- TEXT SHOWN
>>

Eric R. Yost (born September 4, 1955) is a former American politician, attorney and judge from Kansas. He served in both houses of the state legislature, as a judge, and as a county counselor before resigning in the face of an ethics investigation.

Yost was born in Wichita, Kansas and attended local schools. He went to Wichita State University as an undergraduate, studying journalism.

After graduating from Wichita State, Yost was elected to the Kansas House of Representatives in 1978. He was re-elected in 1980, ultimately serving two terms in the House. In 1982, he left the House to attend the University of Kansas School of Law, and he was elected to the Kansas State Senate from the 30th district in 1984.

Yost served two terms in the state senate, and made an unsuccessful run for Kansas's 4th congressional district in 1992. In 1997, he was elected as a district judge for Sedgwick County, and he spent nearly two decades there, leaving his judgeship in 2015 to become county counselor for Sedgwick County.

<<

- TO BE DONE
**a)** Write out the section of the Eric Yost biography from "After graduating from" up to and including "district in 1984.".
**b)** Answer these questions using the Eric Yost biography.
(i) What subject did Yost study at Wichita State University?
(ii) Which district did Yost represent after his election to the Kansas State Senate?
(iii) In what year was Yost elected as a district judge for Sedgwick County?
The records that follow are separate material, unrelated to the biography of Eric R. Yost.

- DATA PROVIDED
>>

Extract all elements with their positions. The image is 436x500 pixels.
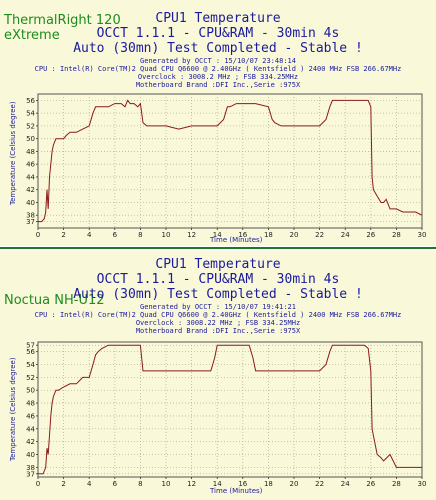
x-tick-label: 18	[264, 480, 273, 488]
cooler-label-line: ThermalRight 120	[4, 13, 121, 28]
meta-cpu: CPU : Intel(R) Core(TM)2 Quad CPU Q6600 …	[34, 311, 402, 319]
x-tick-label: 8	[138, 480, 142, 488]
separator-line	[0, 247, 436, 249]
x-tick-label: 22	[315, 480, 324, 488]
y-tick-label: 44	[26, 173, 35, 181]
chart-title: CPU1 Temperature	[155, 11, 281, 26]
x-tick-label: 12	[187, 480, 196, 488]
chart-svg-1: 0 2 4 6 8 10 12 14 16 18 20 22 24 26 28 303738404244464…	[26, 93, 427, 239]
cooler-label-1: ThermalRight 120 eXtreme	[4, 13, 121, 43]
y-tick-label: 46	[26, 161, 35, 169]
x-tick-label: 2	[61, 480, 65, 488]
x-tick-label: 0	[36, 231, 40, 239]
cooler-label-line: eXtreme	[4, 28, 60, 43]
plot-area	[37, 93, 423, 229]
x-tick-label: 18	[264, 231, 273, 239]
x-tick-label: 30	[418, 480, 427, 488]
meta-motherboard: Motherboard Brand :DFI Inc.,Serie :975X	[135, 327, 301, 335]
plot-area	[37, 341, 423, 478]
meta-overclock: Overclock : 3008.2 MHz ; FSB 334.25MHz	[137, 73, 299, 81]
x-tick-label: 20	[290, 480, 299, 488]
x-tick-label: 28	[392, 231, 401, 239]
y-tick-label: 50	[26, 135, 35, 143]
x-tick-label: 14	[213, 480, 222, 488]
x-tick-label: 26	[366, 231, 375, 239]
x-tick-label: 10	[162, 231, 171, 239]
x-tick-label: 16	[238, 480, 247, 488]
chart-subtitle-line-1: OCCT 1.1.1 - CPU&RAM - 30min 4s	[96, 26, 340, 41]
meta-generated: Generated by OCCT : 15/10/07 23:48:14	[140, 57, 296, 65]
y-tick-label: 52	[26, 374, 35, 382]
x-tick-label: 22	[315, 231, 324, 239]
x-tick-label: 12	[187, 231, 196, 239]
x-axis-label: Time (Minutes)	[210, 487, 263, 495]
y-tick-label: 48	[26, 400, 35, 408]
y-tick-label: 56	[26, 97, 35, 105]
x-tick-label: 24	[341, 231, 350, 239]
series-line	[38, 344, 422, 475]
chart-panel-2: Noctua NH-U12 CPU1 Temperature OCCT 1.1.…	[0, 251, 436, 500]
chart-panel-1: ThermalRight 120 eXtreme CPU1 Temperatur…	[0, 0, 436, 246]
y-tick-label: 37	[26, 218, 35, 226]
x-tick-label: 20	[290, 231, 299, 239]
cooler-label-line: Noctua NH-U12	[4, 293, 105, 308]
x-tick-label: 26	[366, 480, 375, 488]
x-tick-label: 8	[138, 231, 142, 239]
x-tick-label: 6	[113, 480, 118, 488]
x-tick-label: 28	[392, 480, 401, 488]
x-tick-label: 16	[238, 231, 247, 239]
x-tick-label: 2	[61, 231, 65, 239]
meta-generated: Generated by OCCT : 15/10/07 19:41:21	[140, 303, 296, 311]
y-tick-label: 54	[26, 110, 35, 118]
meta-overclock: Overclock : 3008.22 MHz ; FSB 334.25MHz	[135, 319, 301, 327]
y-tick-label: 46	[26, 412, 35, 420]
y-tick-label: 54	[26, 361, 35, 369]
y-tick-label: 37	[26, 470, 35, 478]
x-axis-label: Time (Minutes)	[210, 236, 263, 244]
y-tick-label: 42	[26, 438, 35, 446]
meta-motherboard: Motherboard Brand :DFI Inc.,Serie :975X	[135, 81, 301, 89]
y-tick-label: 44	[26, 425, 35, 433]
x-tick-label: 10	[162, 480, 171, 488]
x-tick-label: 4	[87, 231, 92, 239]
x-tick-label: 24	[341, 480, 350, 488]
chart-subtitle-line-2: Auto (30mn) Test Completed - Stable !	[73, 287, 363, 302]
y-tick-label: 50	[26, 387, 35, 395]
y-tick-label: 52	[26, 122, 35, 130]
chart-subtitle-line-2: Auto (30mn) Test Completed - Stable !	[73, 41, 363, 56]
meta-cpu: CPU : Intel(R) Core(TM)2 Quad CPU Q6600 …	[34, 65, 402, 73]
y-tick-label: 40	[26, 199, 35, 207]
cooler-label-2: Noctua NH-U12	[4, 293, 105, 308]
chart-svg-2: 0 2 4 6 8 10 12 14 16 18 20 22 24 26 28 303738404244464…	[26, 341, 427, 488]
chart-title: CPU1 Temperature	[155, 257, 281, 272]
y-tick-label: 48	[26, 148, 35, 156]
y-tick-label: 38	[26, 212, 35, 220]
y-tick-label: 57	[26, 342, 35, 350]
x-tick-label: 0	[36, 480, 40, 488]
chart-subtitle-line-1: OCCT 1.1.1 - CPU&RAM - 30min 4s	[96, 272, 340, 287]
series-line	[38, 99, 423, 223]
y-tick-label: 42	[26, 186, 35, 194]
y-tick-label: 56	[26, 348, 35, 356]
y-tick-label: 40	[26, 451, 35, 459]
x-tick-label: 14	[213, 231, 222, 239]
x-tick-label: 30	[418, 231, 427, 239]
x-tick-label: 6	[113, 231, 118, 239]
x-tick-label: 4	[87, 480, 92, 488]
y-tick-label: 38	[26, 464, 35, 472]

<<

- SOLVED PROBLEMS
**a)**
After graduating from Wichita State, Yost was elected to the Kansas House of Representatives in 1978. He was re-elected in 1980, ultimately serving two terms in the House. In 1982, he left the House to attend the University of Kansas School of Law, and he was elected to the Kansas State Senate from the 30th district in 1984.

**b)**
(i) Journalism
(ii) The 30th district
(iii) 1997